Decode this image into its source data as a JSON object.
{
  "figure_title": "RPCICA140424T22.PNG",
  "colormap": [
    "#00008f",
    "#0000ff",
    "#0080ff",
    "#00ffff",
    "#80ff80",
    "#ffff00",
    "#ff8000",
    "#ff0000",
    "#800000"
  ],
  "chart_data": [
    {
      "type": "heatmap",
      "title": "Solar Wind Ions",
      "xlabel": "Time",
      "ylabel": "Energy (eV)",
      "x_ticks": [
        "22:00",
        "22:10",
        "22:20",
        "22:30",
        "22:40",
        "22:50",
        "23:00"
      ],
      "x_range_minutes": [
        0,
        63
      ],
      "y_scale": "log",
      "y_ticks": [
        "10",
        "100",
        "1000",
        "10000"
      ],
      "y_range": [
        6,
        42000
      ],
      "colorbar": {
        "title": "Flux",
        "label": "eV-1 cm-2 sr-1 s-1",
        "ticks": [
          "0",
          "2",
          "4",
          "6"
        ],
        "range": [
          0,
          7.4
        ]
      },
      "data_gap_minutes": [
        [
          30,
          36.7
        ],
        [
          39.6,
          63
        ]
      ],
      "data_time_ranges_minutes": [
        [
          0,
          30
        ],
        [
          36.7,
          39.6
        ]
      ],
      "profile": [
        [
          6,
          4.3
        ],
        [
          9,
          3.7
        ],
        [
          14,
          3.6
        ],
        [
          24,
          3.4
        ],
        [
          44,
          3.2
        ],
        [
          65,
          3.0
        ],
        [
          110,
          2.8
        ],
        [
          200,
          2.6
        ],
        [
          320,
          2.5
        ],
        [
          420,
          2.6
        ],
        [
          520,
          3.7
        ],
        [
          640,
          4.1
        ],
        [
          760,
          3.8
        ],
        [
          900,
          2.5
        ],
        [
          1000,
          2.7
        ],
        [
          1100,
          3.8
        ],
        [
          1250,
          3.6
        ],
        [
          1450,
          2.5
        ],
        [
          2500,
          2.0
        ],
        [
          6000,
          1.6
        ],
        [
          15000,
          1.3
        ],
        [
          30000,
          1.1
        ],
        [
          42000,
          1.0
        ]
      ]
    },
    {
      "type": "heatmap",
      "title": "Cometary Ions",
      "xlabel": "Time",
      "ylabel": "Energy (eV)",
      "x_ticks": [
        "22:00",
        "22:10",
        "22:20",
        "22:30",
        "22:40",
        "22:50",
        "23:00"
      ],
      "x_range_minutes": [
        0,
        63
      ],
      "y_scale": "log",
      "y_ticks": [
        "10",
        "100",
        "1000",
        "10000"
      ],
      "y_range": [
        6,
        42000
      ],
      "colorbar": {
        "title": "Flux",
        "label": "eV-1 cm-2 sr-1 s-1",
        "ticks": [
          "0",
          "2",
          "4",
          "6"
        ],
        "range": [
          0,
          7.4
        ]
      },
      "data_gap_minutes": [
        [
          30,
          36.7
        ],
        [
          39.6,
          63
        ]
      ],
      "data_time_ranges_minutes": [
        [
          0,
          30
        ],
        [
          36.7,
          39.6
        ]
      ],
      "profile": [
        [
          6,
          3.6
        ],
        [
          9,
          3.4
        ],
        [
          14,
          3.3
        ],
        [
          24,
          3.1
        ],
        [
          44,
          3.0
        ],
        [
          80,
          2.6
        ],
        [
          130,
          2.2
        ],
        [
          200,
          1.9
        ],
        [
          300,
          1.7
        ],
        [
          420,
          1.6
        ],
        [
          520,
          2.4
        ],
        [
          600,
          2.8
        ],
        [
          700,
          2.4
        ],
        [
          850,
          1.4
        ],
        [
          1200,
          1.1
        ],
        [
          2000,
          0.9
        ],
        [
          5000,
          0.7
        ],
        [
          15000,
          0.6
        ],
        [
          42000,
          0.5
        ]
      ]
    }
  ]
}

• **Set task**
Return what is listed above, exactly and completely.

• **Response to this task**
Decode this image into its source data as a JSON object.
{
  "figure_title": "RPCICA140424T22.PNG",
  "colormap": [
    "#00008f",
    "#0000ff",
    "#0080ff",
    "#00ffff",
    "#80ff80",
    "#ffff00",
    "#ff8000",
    "#ff0000",
    "#800000"
  ],
  "chart_data": [
    {
      "type": "heatmap",
      "title": "Solar Wind Ions",
      "xlabel": "Time",
      "ylabel": "Energy (eV)",
      "x_ticks": [
        "22:00",
        "22:10",
        "22:20",
        "22:30",
        "22:40",
        "22:50",
        "23:00"
      ],
      "x_range_minutes": [
        0,
        63
      ],
      "y_scale": "log",
      "y_ticks": [
        "10",
        "100",
        "1000",
        "10000"
      ],
      "y_range": [
        6,
        42000
      ],
      "colorbar": {
        "title": "Flux",
        "label": "eV-1 cm-2 sr-1 s-1",
        "ticks": [
          "0",
          "2",
          "4",
          "6"
        ],
        "range": [
          0,
          7.4
        ]
      },
      "data_gap_minutes": [
        [
          30,
          36.7
        ],
        [
          39.6,
          63
        ]
      ],
      "data_time_ranges_minutes": [
        [
          0,
          30
        ],
        [
          36.7,
          39.6
        ]
      ],
      "profile": [
        [
          6,
          4.3
        ],
        [
          9,
          3.7
        ],
        [
          14,
          3.6
        ],
        [
          24,
          3.4
        ],
        [
          44,
          3.2
        ],
        [
          65,
          3.0
        ],
        [
          110,
          2.8
        ],
        [
          200,
          2.6
        ],
        [
          320,
          2.5
        ],
        [
          420,
          2.6
        ],
        [
          520,
          3.7
        ],
        [
          640,
          4.1
        ],
        [
          760,
          3.8
        ],
        [
          900,
          2.5
        ],
        [
          1000,
          2.7
        ],
        [
          1100,
          3.8
        ],
        [
          1250,
          3.6
        ],
        [
          1450,
          2.5
        ],
        [
          2500,
          2.0
        ],
        [
          6000,
          1.6
        ],
        [
          15000,
          1.3
        ],
        [
          30000,
          1.1
        ],
        [
          42000,
          1.0
        ]
      ]
    },
    {
      "type": "heatmap",
      "title": "Cometary Ions",
      "xlabel": "Time",
      "ylabel": "Energy (eV)",
      "x_ticks": [
        "22:00",
        "22:10",
        "22:20",
        "22:30",
        "22:40",
        "22:50",
        "23:00"
      ],
      "x_range_minutes": [
        0,
        63
      ],
      "y_scale": "log",
      "y_ticks": [
        "10",
        "100",
        "1000",
        "10000"
      ],
      "y_range": [
        6,
        42000
      ],
      "colorbar": {
        "title": "Flux",
        "label": "eV-1 cm-2 sr-1 s-1",
        "ticks": [
          "0",
          "2",
          "4",
          "6"
        ],
        "range": [
          0,
          7.4
        ]
      },
      "data_gap_minutes": [
        [
          30,
          36.7
        ],
        [
          39.6,
          63
        ]
      ],
      "data_time_ranges_minutes": [
        [
          0,
          30
        ],
        [
          36.7,
          39.6
        ]
      ],
      "profile": [
        [
          6,
          3.6
        ],
        [
          9,
          3.4
        ],
        [
          14,
          3.3
        ],
        [
          24,
          3.1
        ],
        [
          44,
          3.0
        ],
        [
          80,
          2.6
        ],
        [
          130,
          2.2
        ],
        [
          200,
          1.9
        ],
        [
          300,
          1.7
        ],
        [
          420,
          1.6
        ],
        [
          520,
          2.4
        ],
        [
          600,
          2.8
        ],
        [
          700,
          2.4
        ],
        [
          850,
          1.4
        ],
        [
          1200,
          1.1
        ],
        [
          2000,
          0.9
        ],
        [
          5000,
          0.7
        ],
        [
          15000,
          0.6
        ],
        [
          42000,
          0.5
        ]
      ]
    }
  ]
}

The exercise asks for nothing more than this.